**REQUIRED TASK**
Locate and copy all lines bearing the word "Öffnen".

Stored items
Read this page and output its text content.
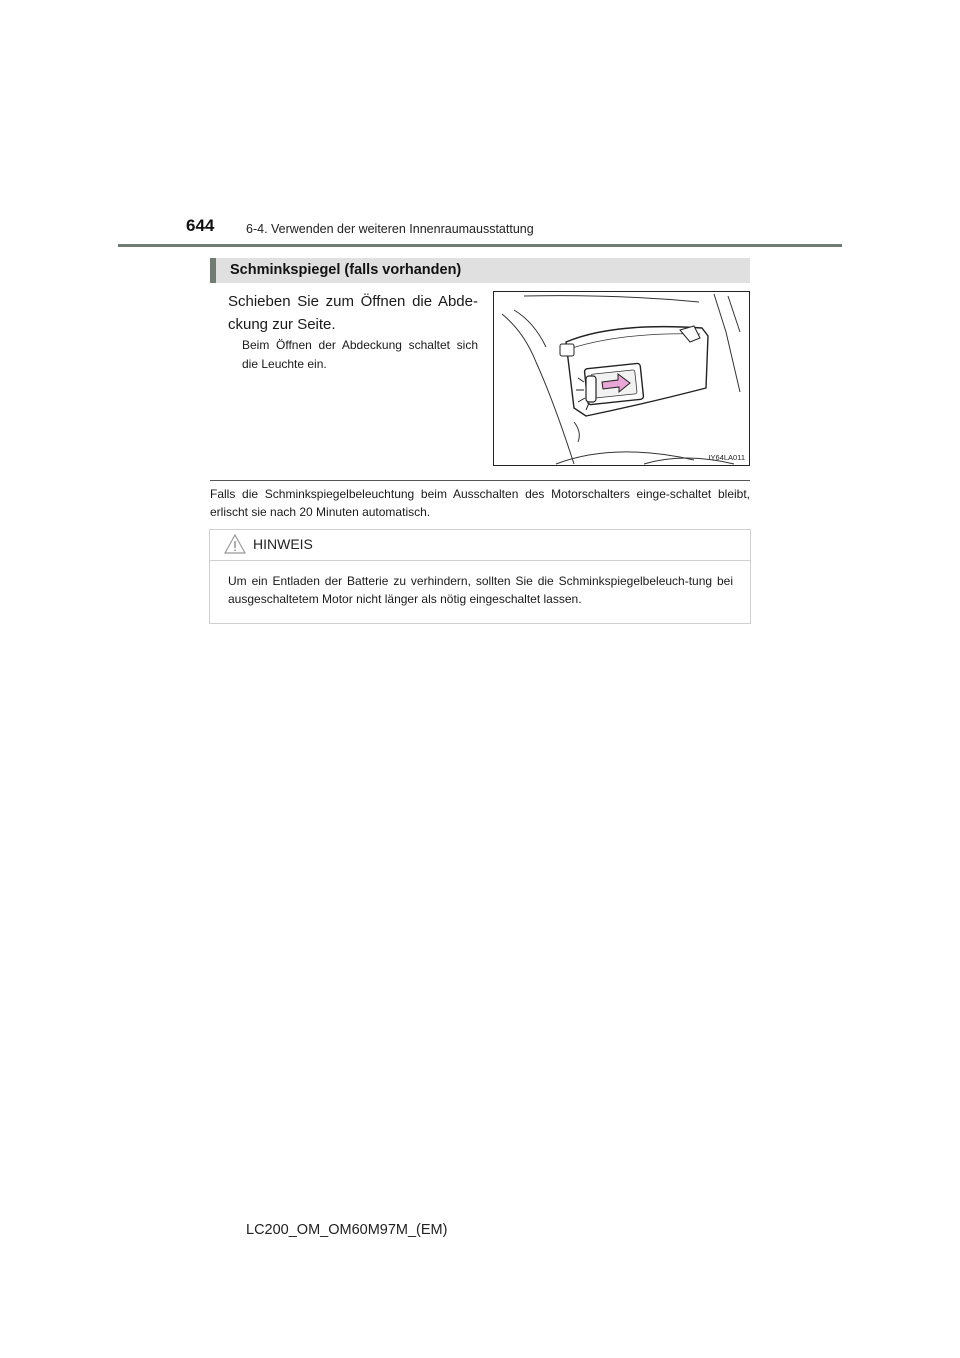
644	6-4. Verwenden der weiteren Innenraumausstattung
Schminkspiegel (falls vorhanden)
Schieben Sie zum Öffnen die Abde-ckung zur Seite.
Beim Öffnen der Abdeckung schaltet sich die Leuchte ein.
IY64LA011
Falls die Schminkspiegelbeleuchtung beim Ausschalten des Motorschalters einge-schaltet bleibt, erlischt sie nach 20 Minuten automatisch.
HINWEIS
Um ein Entladen der Batterie zu verhindern, sollten Sie die Schminkspiegelbeleuch-tung bei ausgeschaltetem Motor nicht länger als nötig eingeschaltet lassen.
LC200_OM_OM60M97M_(EM)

**ANSWER TO THIS TASK**
Schieben Sie zum Öffnen die Abde-ckung zur Seite.
Beim Öffnen der Abdeckung schaltet sich die Leuchte ein.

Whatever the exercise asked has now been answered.